GIVEN INSTRUCTION:
Write out every entry precisely as given, leaving the pictures out.

Records from a data collection:
═══

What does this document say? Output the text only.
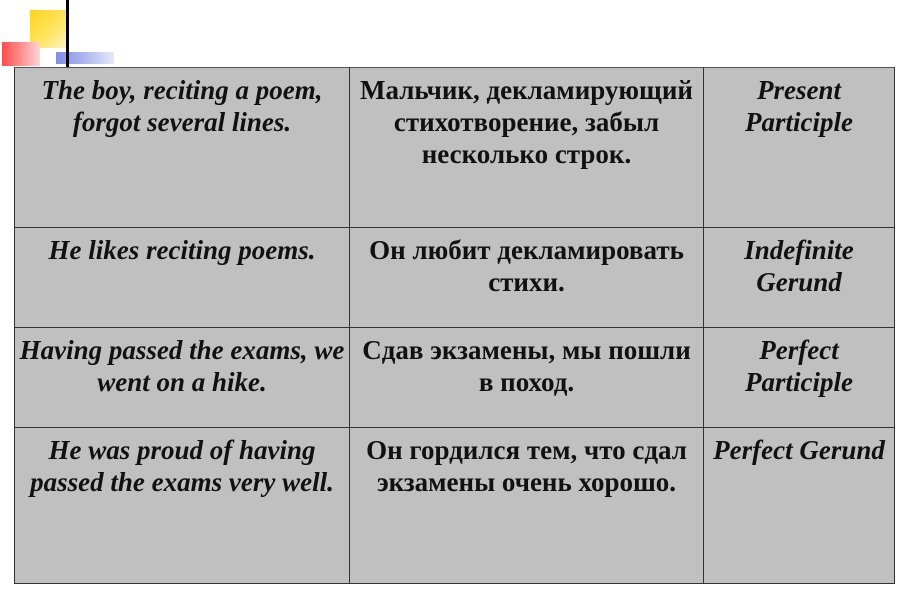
The boy, reciting a poem, forgot several lines.	Мальчик, декламирующий стихотворение, забыл несколько строк.	Present Participle
He likes reciting poems.	Он любит декламировать стихи.	Indefinite Gerund
Having passed the exams, we went on a hike.	Сдав экзамены, мы пошли в поход.	Perfect Participle
He was proud of having passed the exams very well.	Он гордился тем, что сдал экзамены очень хорошо.	Perfect Gerund
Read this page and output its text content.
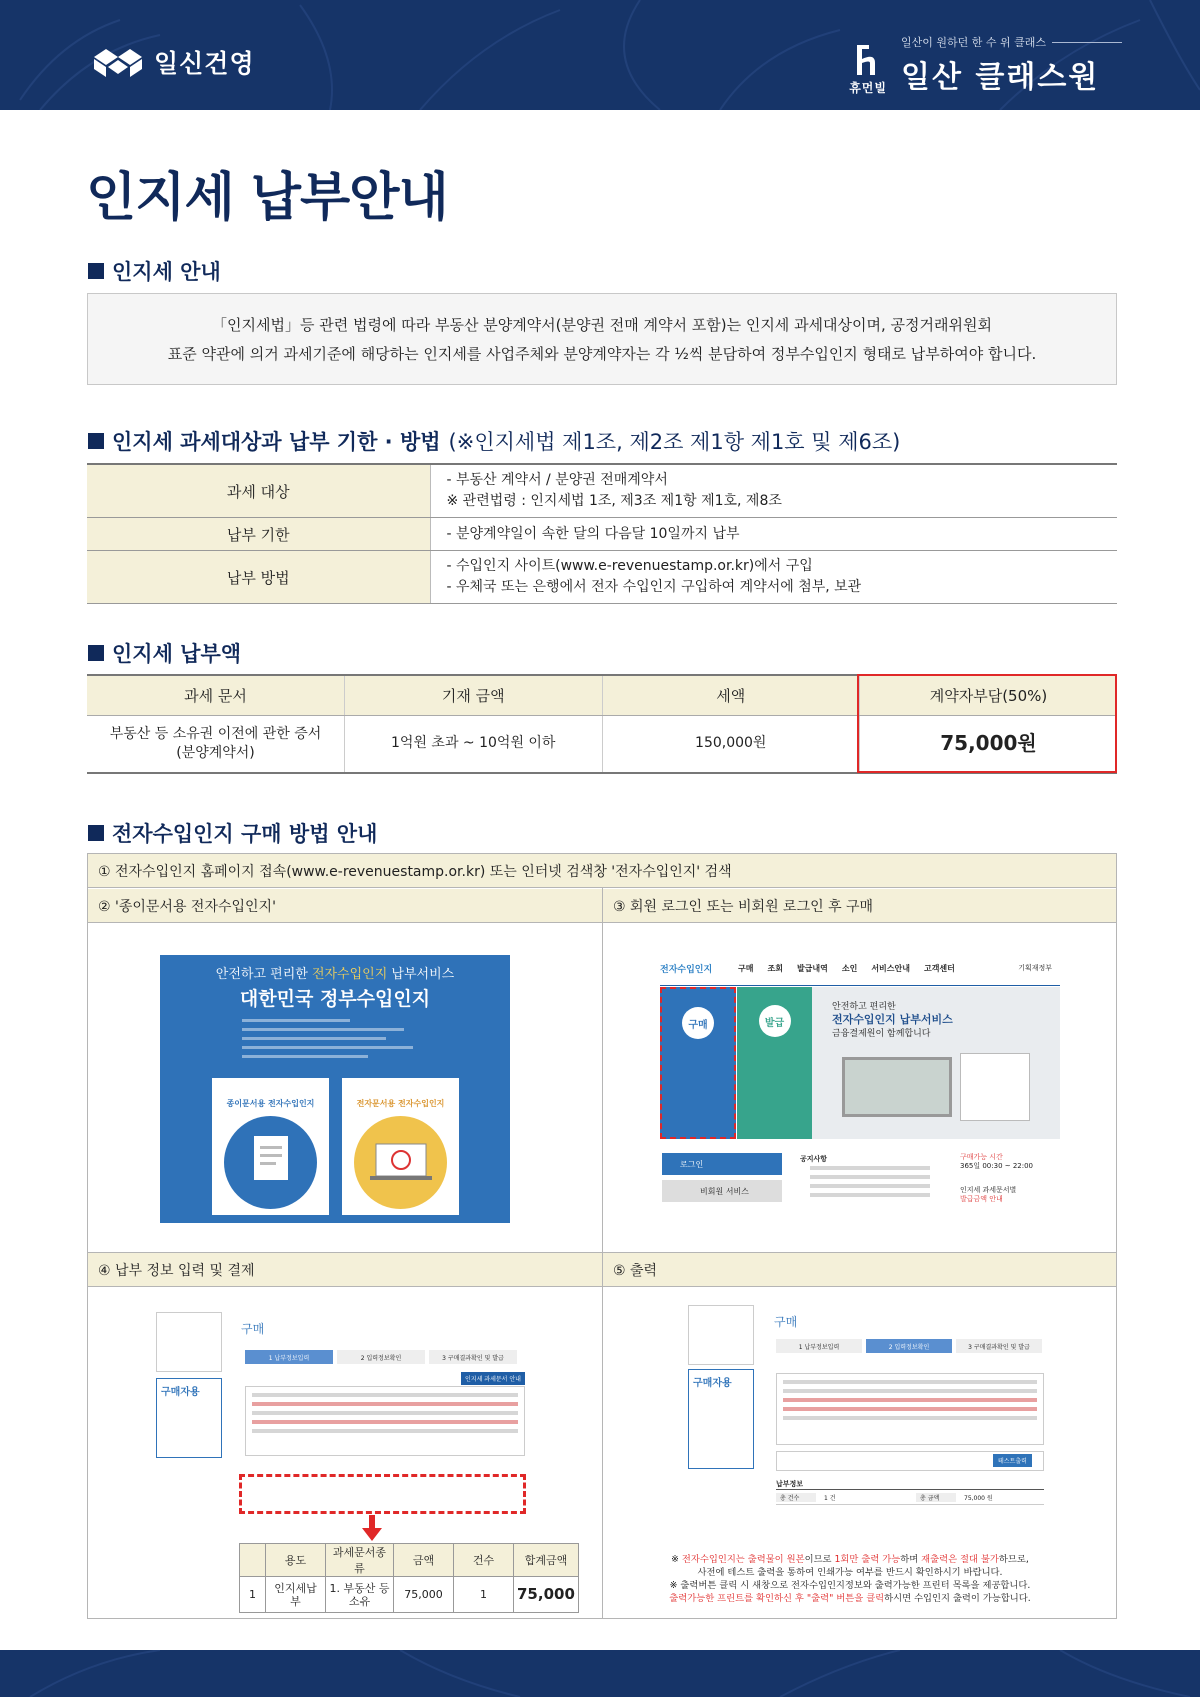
일신건영
휴먼빌
일산이 원하던 한 수 위 클래스
일산 클래스원
인지세 납부안내
인지세 안내
「인지세법」등 관련 법령에 따라 부동산 분양계약서(분양권 전매 계약서 포함)는 인지세 과세대상이며, 공정거래위원회
표준 약관에 의거 과세기준에 해당하는 인지세를 사업주체와 분양계약자는 각 ½씩 분담하여 정부수입인지 형태로 납부하여야 합니다.
인지세 과세대상과 납부 기한 · 방법 (※인지세법 제1조, 제2조 제1항 제1호 및 제6조)
과세 대상	- 부동산 계약서 / 분양권 전매계약서
※ 관련법령 : 인지세법 1조, 제3조 제1항 제1호, 제8조

납부 기한	- 분양계약일이 속한 달의 다음달 10일까지 납부

납부 방법	- 수입인지 사이트(www.e-revenuestamp.or.kr)에서 구입
- 우체국 또는 은행에서 전자 수입인지 구입하여 계약서에 첨부, 보관
인지세 납부액
과세 문서	기재 금액	세액	계약자부담(50%)

부동산 등 소유권 이전에 관한 증서
(분양계약서)	1억원 초과 ~ 10억원 이하	150,000원	75,000원
전자수입인지 구매 방법 안내
① 전자수입인지 홈페이지 접속(www.e-revenuestamp.or.kr) 또는 인터넷 검색창 '전자수입인지' 검색
② '종이문서용 전자수입인지'	③ 회원 로그인 또는 비회원 로그인 후 구매
④ 납부 정보 입력 및 결제	⑤ 출력
안전하고 편리한 전자수입인지 납부서비스
대한민국 정부수입인지
종이문서용 전자수입인지	전자문서용 전자수입인지
전자수입인지	구매 조회 발급내역 소인 서비스안내 고객센터	기획재정부
구매	발급
안전하고 편리한
전자수입인지 납부서비스
금융결제원이 함께합니다
로그인
비회원 서비스
공지사항	구매가능 시간
365일 00:30 ~ 22:00
인지세 과세문서별
발급금액 안내
구매자용
구매
1 납부정보입력	2 입력정보확인	3 구매결과확인 및 발급
인지세 과세문서 안내
	용도	과세문서종류	금액	건수	합계금액
1	인지세납부	1. 부동산 등 소유	75,000	1	75,000
구매자용
구매
1 납부정보입력	2 입력정보확인	3 구매결과확인 및 발급
테스트출력
납부정보
총 건수	1 건	총 금액	75,000 원
※ 전자수입인지는 출력물이 원본이므로 1회만 출력 가능하며 재출력은 절대 불가하므로,
사전에 테스트 출력을 통하여 인쇄가능 여부를 반드시 확인하시기 바랍니다.
※ 출력버튼 클릭 시 새창으로 전자수입인지정보와 출력가능한 프린터 목록을 제공합니다.
출력가능한 프린트를 확인하신 후 "출력" 버튼을 클릭하시면 수입인지 출력이 가능합니다.
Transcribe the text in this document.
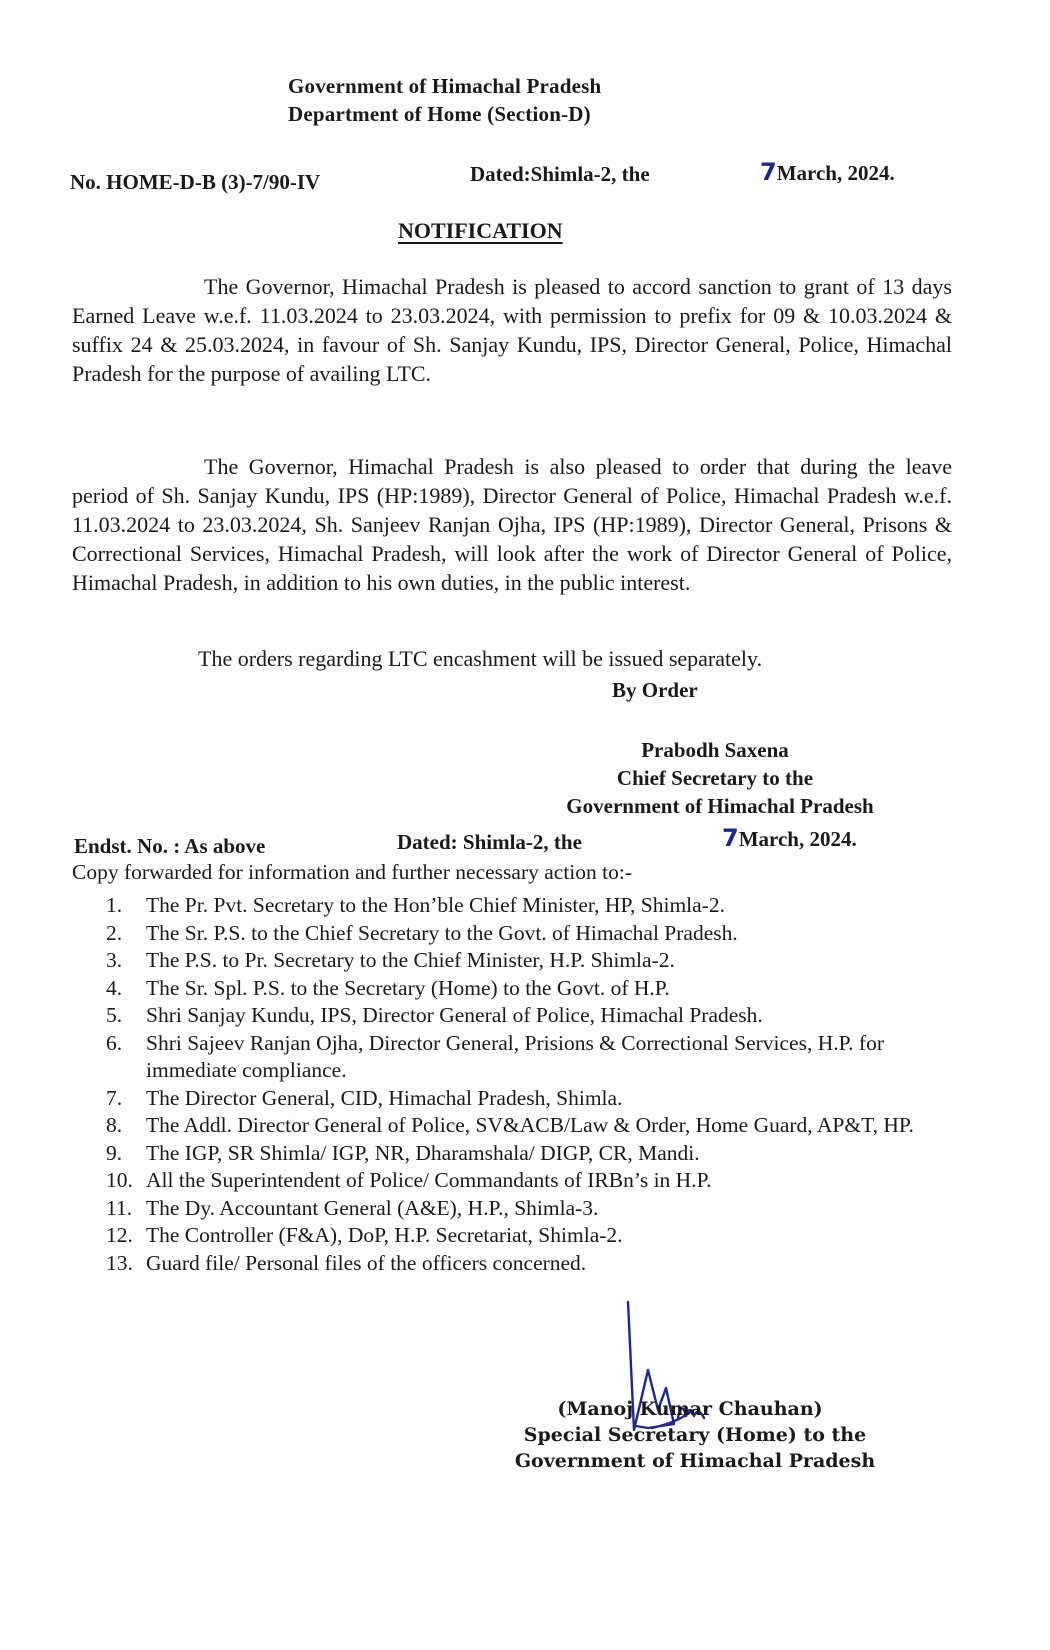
Government of Himachal Pradesh
Department of Home (Section-D)
No. HOME-D-B (3)-7/90-IV	Dated:Shimla-2, the	7March, 2024.
NOTIFICATION
The Governor, Himachal Pradesh is pleased to accord sanction to grant of 13 days Earned Leave w.e.f. 11.03.2024 to 23.03.2024, with permission to prefix for 09 & 10.03.2024 & suffix 24 & 25.03.2024, in favour of Sh. Sanjay Kundu, IPS, Director General, Police, Himachal Pradesh for the purpose of availing LTC.
The Governor, Himachal Pradesh is also pleased to order that during the leave period of Sh. Sanjay Kundu, IPS (HP:1989), Director General of Police, Himachal Pradesh w.e.f. 11.03.2024 to 23.03.2024, Sh. Sanjeev Ranjan Ojha, IPS (HP:1989), Director General, Prisons & Correctional Services, Himachal Pradesh, will look after the work of Director General of Police, Himachal Pradesh, in addition to his own duties, in the public interest.
The orders regarding LTC encashment will be issued separately.
By Order
Prabodh Saxena
Chief Secretary to the
Government of Himachal Pradesh
Endst. No. : As above	Dated: Shimla-2, the	7March, 2024.
Copy forwarded for information and further necessary action to:-
1.	The Pr. Pvt. Secretary to the Hon’ble Chief Minister, HP, Shimla-2.
2.	The Sr. P.S. to the Chief Secretary to the Govt. of Himachal Pradesh.
3.	The P.S. to Pr. Secretary to the Chief Minister, H.P. Shimla-2.
4.	The Sr. Spl. P.S. to the Secretary (Home) to the Govt. of H.P.
5.	Shri Sanjay Kundu, IPS, Director General of Police, Himachal Pradesh.
6.	Shri Sajeev Ranjan Ojha, Director General, Prisions & Correctional Services, H.P. for immediate compliance.
7.	The Director General, CID, Himachal Pradesh, Shimla.
8.	The Addl. Director General of Police, SV&ACB/Law & Order, Home Guard, AP&T, HP.
9.	The IGP, SR Shimla/ IGP, NR, Dharamshala/ DIGP, CR, Mandi.
10. All the Superintendent of Police/ Commandants of IRBn’s in H.P.
11. The Dy. Accountant General (A&E), H.P., Shimla-3.
12. The Controller (F&A), DoP, H.P. Secretariat, Shimla-2.
13. Guard file/ Personal files of the officers concerned.
(Manoj Kumar Chauhan)
Special Secretary (Home) to the
Government of Himachal Pradesh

═══

EXERCISE ANSWER:
What does this document say? Output the text only.
The boy, reciting a poem, forgot several lines.	Мальчик, декламирующий стихотворение, забыл несколько строк.	Present Participle
He likes reciting poems.	Он любит декламировать стихи.	Indefinite Gerund
Having passed the exams, we went on a hike.	Сдав экзамены, мы пошли в поход.	Perfect Participle
He was proud of having passed the exams very well.	Он гордился тем, что сдал экзамены очень хорошо.	Perfect Gerund
Read this page and output its text content.
일신건영
휴먼빌
일산이 원하던 한 수 위 클래스
일산 클래스원
인지세 납부안내
인지세 안내
「인지세법」등 관련 법령에 따라 부동산 분양계약서(분양권 전매 계약서 포함)는 인지세 과세대상이며, 공정거래위원회
표준 약관에 의거 과세기준에 해당하는 인지세를 사업주체와 분양계약자는 각 ½씩 분담하여 정부수입인지 형태로 납부하여야 합니다.
인지세 과세대상과 납부 기한 · 방법 (※인지세법 제1조, 제2조 제1항 제1호 및 제6조)
과세 대상	- 부동산 계약서 / 분양권 전매계약서
※ 관련법령 : 인지세법 1조, 제3조 제1항 제1호, 제8조

납부 기한	- 분양계약일이 속한 달의 다음달 10일까지 납부

납부 방법	- 수입인지 사이트(www.e-revenuestamp.or.kr)에서 구입
- 우체국 또는 은행에서 전자 수입인지 구입하여 계약서에 첨부, 보관
인지세 납부액
과세 문서	기재 금액	세액	계약자부담(50%)

부동산 등 소유권 이전에 관한 증서
(분양계약서)	1억원 초과 ~ 10억원 이하	150,000원	75,000원
전자수입인지 구매 방법 안내
① 전자수입인지 홈페이지 접속(www.e-revenuestamp.or.kr) 또는 인터넷 검색창 '전자수입인지' 검색
② '종이문서용 전자수입인지'	③ 회원 로그인 또는 비회원 로그인 후 구매
④ 납부 정보 입력 및 결제	⑤ 출력
안전하고 편리한 전자수입인지 납부서비스
대한민국 정부수입인지
종이문서용 전자수입인지	전자문서용 전자수입인지
전자수입인지	구매 조회 발급내역 소인 서비스안내 고객센터	기획재정부
구매	발급
안전하고 편리한
전자수입인지 납부서비스
금융결제원이 함께합니다
로그인
비회원 서비스
공지사항	구매가능 시간
365일 00:30 ~ 22:00
인지세 과세문서별
발급금액 안내
구매자용
구매
1 납부정보입력	2 입력정보확인	3 구매결과확인 및 발급
인지세 과세문서 안내
	용도	과세문서종류	금액	건수	합계금액
1	인지세납부	1. 부동산 등 소유	75,000	1	75,000
구매자용
구매
1 납부정보입력	2 입력정보확인	3 구매결과확인 및 발급
테스트출력
납부정보
총 건수	1 건	총 금액	75,000 원
※ 전자수입인지는 출력물이 원본이므로 1회만 출력 가능하며 재출력은 절대 불가하므로,
사전에 테스트 출력을 통하여 인쇄가능 여부를 반드시 확인하시기 바랍니다.
※ 출력버튼 클릭 시 새창으로 전자수입인지정보와 출력가능한 프린터 목록을 제공합니다.
출력가능한 프린트를 확인하신 후 "출력" 버튼을 클릭하시면 수입인지 출력이 가능합니다.
Transcribe the text in this document.
Government of Himachal Pradesh
Department of Home (Section-D)
No. HOME-D-B (3)-7/90-IV	Dated:Shimla-2, the	7March, 2024.
NOTIFICATION
The Governor, Himachal Pradesh is pleased to accord sanction to grant of 13 days Earned Leave w.e.f. 11.03.2024 to 23.03.2024, with permission to prefix for 09 & 10.03.2024 & suffix 24 & 25.03.2024, in favour of Sh. Sanjay Kundu, IPS, Director General, Police, Himachal Pradesh for the purpose of availing LTC.
The Governor, Himachal Pradesh is also pleased to order that during the leave period of Sh. Sanjay Kundu, IPS (HP:1989), Director General of Police, Himachal Pradesh w.e.f. 11.03.2024 to 23.03.2024, Sh. Sanjeev Ranjan Ojha, IPS (HP:1989), Director General, Prisons & Correctional Services, Himachal Pradesh, will look after the work of Director General of Police, Himachal Pradesh, in addition to his own duties, in the public interest.
The orders regarding LTC encashment will be issued separately.
By Order
Prabodh Saxena
Chief Secretary to the
Government of Himachal Pradesh
Endst. No. : As above	Dated: Shimla-2, the	7March, 2024.
Copy forwarded for information and further necessary action to:-
1.	The Pr. Pvt. Secretary to the Hon’ble Chief Minister, HP, Shimla-2.
2.	The Sr. P.S. to the Chief Secretary to the Govt. of Himachal Pradesh.
3.	The P.S. to Pr. Secretary to the Chief Minister, H.P. Shimla-2.
4.	The Sr. Spl. P.S. to the Secretary (Home) to the Govt. of H.P.
5.	Shri Sanjay Kundu, IPS, Director General of Police, Himachal Pradesh.
6.	Shri Sajeev Ranjan Ojha, Director General, Prisions & Correctional Services, H.P. for immediate compliance.
7.	The Director General, CID, Himachal Pradesh, Shimla.
8.	The Addl. Director General of Police, SV&ACB/Law & Order, Home Guard, AP&T, HP.
9.	The IGP, SR Shimla/ IGP, NR, Dharamshala/ DIGP, CR, Mandi.
10. All the Superintendent of Police/ Commandants of IRBn’s in H.P.
11. The Dy. Accountant General (A&E), H.P., Shimla-3.
12. The Controller (F&A), DoP, H.P. Secretariat, Shimla-2.
13. Guard file/ Personal files of the officers concerned.
(Manoj Kumar Chauhan)
Special Secretary (Home) to the
Government of Himachal Pradesh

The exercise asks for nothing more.